**Source excerpt:**
+++++
Author: Gabe Mulley <ga...@edx.org>

Closes #3978 from mulby/inferschema-namedtuple and squashes the following commits:

98c61cc [Gabe Mulley] Ensure exception message is populated correctly
375d96b [Gabe Mulley] Ensure schema can be inferred from a namedtuple


Project: http://git-wip-us.apache.org/repos/asf/spark/repo
Commit: http://git-wip-us.apache.org/repos/asf/spark/commit/1e42e96e
Tree: http://git-wip-us.apache.org/repos/asf/spark/tree/1e42e96e
Diff: http://git-wip-us.apache.org/repos/asf/spark/diff/1e42e96e

Branch: refs/heads/master
Commit: 1e42e96ece9e35ceed9ddebef66d589016878b56
Parents: 5d9fa55
Author: Gabe Mulley <ga...@edx.org>
Authored: Mon Jan 12 21:44:51 2015 -0800
Committer: Michael Armbrust <mi...@databricks.com>
Committed: Mon Jan 12 21:44:51 2015 -0800

----------------------------------------------------------------------
 python/pyspark/sql.py | 18 ++++++++++++++----
 1 file changed, 14 insertions(+), 4 deletions(-)
+++++
**Stored rows:**
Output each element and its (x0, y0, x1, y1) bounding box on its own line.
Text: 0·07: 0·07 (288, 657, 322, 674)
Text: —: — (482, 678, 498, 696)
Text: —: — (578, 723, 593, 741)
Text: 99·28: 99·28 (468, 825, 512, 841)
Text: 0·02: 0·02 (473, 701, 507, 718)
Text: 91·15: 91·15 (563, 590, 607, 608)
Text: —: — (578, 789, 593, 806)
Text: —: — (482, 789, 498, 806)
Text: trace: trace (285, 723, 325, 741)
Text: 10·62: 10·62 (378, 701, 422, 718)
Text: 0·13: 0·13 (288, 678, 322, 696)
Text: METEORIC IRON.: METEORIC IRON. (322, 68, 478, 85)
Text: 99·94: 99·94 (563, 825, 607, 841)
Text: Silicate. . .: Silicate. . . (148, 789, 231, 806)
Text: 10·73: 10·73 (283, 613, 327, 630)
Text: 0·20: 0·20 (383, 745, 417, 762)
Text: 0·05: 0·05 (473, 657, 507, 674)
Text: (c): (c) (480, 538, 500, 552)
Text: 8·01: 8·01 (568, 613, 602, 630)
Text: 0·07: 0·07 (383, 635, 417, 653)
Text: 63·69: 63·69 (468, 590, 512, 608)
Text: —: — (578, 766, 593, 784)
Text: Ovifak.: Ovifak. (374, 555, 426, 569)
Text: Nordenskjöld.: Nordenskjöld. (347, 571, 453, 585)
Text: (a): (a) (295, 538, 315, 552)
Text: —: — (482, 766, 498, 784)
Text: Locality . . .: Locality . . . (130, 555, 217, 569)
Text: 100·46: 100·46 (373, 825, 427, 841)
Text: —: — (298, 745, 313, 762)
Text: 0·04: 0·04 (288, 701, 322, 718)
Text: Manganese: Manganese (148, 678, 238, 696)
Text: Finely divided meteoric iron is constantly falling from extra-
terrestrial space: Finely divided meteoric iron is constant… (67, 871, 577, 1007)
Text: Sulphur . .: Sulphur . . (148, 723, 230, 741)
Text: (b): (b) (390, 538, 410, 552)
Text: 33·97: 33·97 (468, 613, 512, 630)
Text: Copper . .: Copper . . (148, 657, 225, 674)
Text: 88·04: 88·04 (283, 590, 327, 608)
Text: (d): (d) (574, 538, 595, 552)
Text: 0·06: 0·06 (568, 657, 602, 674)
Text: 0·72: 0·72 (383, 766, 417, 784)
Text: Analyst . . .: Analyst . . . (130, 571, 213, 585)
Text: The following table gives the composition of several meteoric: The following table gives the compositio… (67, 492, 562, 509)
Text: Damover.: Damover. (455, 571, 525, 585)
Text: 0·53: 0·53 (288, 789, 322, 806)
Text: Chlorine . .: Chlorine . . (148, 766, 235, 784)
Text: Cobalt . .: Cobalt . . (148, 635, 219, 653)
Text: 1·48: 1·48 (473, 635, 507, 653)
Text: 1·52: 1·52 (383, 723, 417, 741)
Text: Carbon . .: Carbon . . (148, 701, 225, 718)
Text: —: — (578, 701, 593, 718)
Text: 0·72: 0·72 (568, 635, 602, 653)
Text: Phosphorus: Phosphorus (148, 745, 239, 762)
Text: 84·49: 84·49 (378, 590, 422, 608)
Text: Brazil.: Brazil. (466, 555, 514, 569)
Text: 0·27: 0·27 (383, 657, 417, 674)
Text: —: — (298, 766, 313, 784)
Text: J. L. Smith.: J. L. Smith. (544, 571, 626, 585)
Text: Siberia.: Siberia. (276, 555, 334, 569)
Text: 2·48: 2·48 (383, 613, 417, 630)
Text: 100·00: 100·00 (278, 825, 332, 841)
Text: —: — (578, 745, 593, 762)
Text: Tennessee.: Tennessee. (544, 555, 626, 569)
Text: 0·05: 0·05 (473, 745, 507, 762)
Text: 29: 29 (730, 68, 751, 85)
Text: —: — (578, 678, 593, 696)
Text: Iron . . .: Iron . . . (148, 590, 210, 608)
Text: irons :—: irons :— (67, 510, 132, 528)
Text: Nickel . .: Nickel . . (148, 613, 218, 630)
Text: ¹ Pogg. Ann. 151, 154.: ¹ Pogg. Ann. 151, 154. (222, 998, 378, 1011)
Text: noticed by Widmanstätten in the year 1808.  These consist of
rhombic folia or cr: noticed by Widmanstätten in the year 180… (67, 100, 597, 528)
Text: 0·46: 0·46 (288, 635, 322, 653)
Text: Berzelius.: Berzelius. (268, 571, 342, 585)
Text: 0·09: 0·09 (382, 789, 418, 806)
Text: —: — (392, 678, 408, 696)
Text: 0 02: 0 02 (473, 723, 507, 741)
+++++
**Written tasks:**
1. From the commit message, return the passage starting with "Branch: refs/heads/master" and going on through "insertions(+), 4 deletions(-)".
2. According to the commit message, who committed this change?
3. List every web address that appears in the commit message.

**Answers in order:**
1.
Branch: refs/heads/master
Commit: 1e42e96ece9e35ceed9ddebef66d589016878b56
Parents: 5d9fa55
Author: Gabe Mulley <ga...@edx.org>
Authored: Mon Jan 12 21:44:51 2015 -0800
Committer: Michael Armbrust <mi...@databricks.com>
Committed: Mon Jan 12 21:44:51 2015 -0800

----------------------------------------------------------------------
 python/pyspark/sql.py | 18 ++++++++++++++----
 1 file changed, 14 insertions(+), 4 deletions(-)

2. Michael Armbrust

3.
- http://git-wip-us.apache.org/repos/asf/spark/repo
- http://git-wip-us.apache.org/repos/asf/spark/commit/1e42e96e
- http://git-wip-us.apache.org/repos/asf/spark/tree/1e42e96e
- http://git-wip-us.apache.org/repos/asf/spark/diff/1e42e96e